# [Work to complete]
Pull out each line of the records holding the string "title".

# [Given records]
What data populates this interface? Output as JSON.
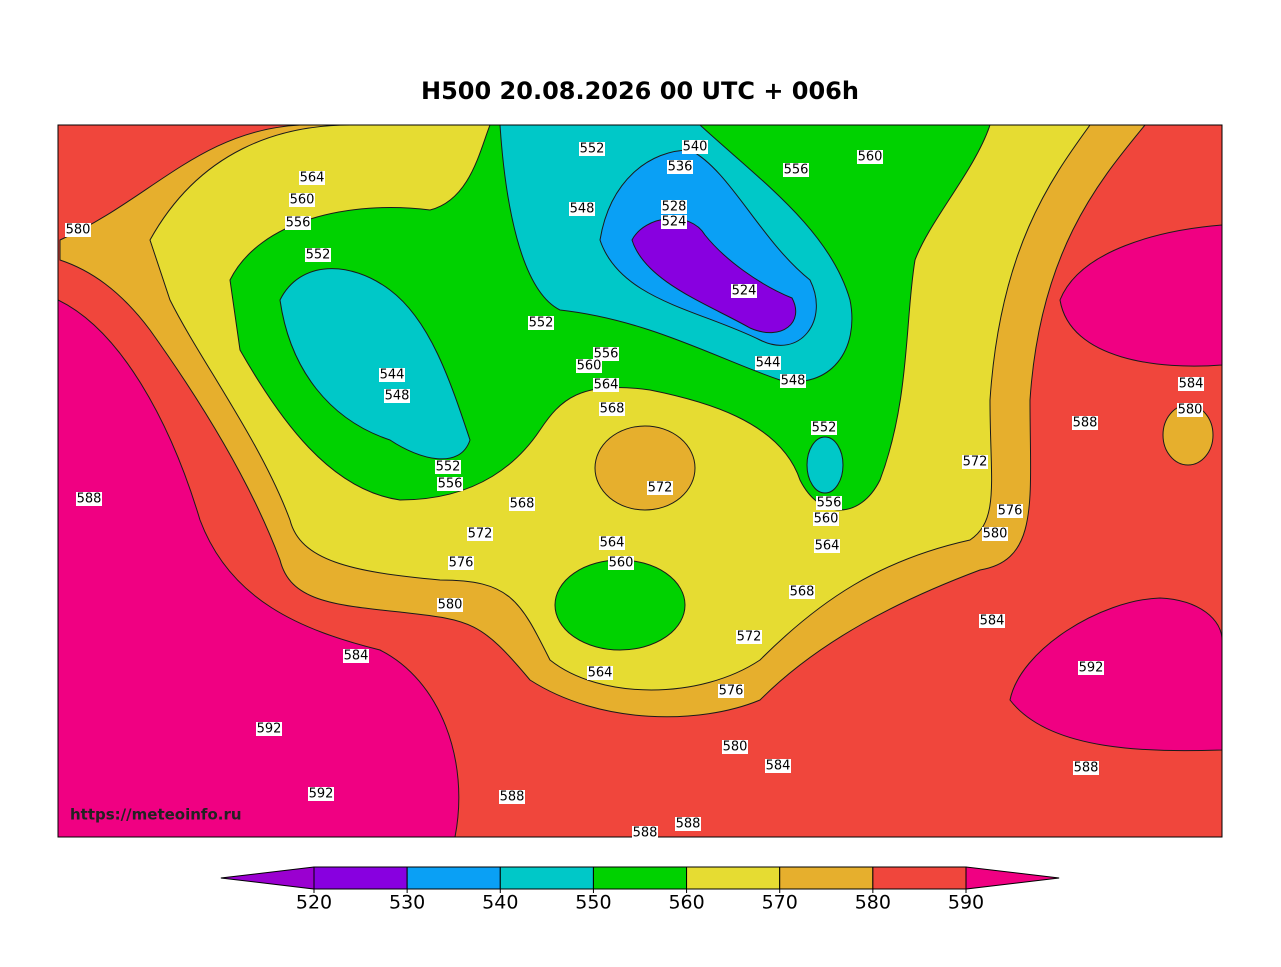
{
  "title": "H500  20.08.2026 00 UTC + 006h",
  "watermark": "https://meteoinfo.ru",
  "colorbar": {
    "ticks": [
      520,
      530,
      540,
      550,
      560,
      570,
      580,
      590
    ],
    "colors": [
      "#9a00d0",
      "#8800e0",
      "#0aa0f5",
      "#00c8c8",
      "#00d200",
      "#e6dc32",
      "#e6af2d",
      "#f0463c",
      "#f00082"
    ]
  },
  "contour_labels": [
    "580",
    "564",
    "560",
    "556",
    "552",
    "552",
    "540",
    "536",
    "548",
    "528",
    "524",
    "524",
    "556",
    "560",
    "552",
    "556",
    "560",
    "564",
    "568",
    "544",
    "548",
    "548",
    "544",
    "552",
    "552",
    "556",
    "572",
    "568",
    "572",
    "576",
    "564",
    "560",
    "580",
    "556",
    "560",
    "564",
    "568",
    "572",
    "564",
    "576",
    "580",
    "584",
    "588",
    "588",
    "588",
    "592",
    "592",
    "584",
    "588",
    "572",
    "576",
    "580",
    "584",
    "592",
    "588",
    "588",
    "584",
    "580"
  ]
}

==

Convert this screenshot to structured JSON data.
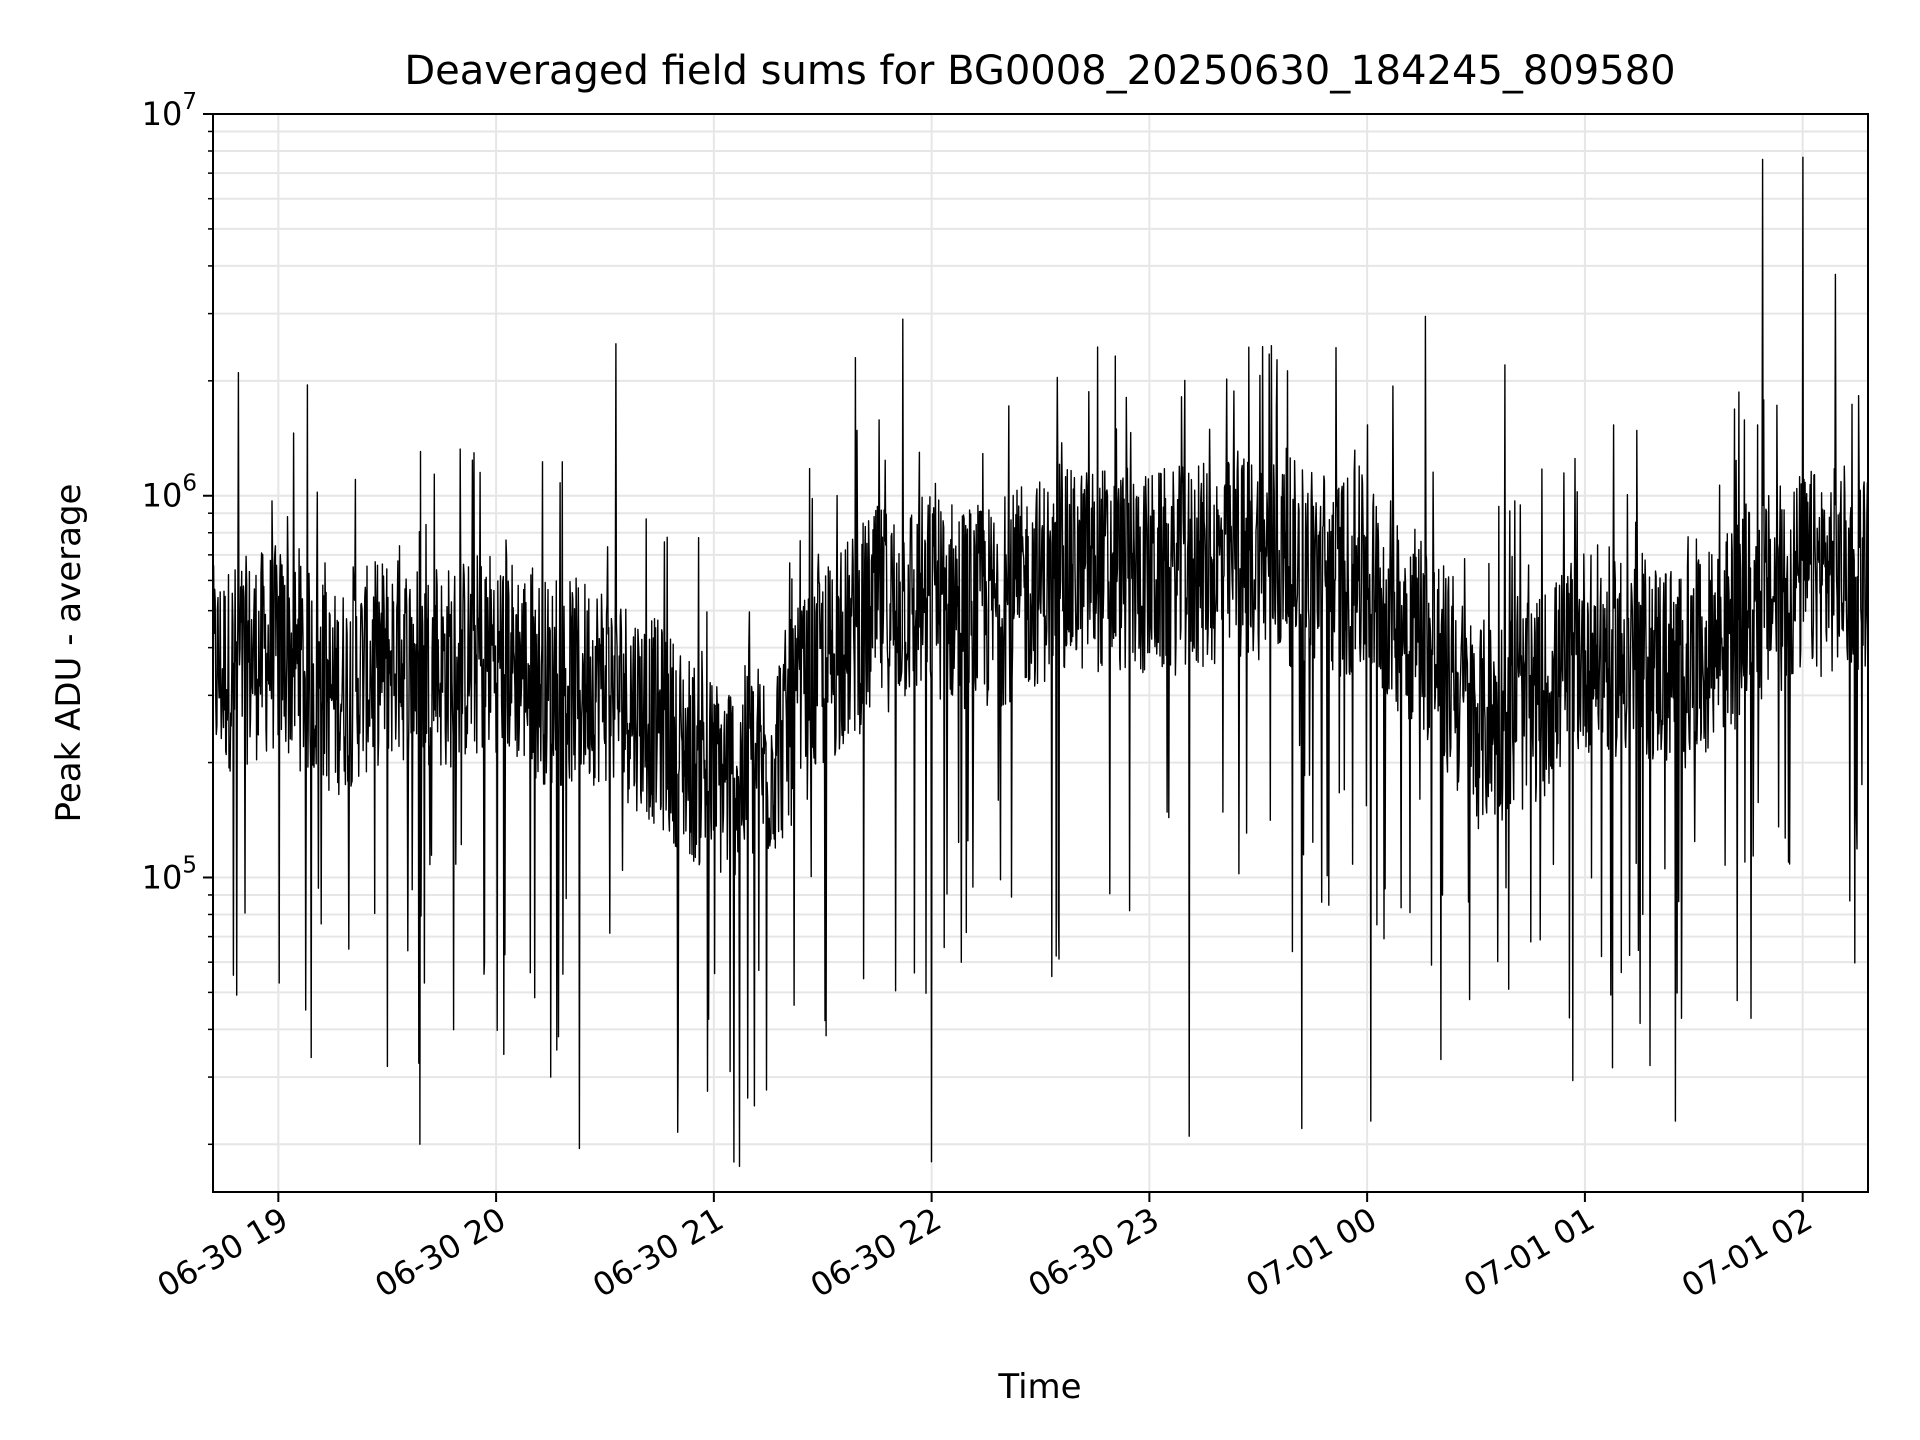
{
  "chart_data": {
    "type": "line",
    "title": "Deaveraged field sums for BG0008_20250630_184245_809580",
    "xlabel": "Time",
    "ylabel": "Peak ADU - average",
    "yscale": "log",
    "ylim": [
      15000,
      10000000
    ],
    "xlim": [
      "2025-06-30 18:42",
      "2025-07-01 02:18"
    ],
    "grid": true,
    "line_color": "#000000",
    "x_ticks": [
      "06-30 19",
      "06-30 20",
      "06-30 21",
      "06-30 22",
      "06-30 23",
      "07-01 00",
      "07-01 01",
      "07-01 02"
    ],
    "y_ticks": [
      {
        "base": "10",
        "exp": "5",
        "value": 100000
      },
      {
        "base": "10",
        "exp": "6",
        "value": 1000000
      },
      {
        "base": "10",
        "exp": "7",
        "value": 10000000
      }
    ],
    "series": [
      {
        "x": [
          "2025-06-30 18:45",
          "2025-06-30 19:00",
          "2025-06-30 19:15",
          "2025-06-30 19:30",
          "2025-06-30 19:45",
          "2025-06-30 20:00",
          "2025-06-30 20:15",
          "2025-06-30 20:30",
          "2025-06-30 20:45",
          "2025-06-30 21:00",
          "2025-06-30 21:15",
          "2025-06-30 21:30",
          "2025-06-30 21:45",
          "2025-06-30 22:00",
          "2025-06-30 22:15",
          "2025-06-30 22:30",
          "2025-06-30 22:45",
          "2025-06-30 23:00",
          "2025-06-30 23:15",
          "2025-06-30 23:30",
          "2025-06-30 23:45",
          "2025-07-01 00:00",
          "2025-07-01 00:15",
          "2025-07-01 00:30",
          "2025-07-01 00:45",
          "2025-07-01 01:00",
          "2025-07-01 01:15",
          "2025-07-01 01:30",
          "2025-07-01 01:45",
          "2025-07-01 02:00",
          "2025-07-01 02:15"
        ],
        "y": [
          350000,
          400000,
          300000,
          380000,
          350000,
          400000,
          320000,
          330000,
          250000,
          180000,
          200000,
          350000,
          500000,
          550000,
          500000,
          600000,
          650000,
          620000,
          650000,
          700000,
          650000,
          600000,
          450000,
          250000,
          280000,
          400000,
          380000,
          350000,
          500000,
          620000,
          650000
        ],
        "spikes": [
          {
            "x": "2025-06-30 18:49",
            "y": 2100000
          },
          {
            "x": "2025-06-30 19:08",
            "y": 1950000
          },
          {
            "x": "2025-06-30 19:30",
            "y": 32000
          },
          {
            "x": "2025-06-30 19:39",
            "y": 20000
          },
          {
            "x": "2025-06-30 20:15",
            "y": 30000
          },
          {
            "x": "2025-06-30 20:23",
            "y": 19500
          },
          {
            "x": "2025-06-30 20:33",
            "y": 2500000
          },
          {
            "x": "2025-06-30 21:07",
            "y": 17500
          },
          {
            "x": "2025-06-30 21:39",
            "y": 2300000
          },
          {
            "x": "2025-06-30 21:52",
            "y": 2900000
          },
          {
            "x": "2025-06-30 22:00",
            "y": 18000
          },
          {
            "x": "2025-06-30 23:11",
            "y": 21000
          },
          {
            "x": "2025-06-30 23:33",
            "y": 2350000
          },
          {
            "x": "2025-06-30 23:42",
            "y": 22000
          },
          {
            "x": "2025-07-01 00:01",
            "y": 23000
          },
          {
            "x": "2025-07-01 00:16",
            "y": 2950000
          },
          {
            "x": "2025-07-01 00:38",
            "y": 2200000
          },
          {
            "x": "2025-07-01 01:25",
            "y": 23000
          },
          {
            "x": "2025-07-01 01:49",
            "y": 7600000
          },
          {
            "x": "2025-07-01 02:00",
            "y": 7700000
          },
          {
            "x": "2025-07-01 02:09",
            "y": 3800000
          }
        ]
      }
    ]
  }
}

# [Solution to this exercise]
  "title": "H500  20.08.2026 00 UTC + 006h",
    "title": "Deaveraged field sums for BG0008_20250630_184245_809580",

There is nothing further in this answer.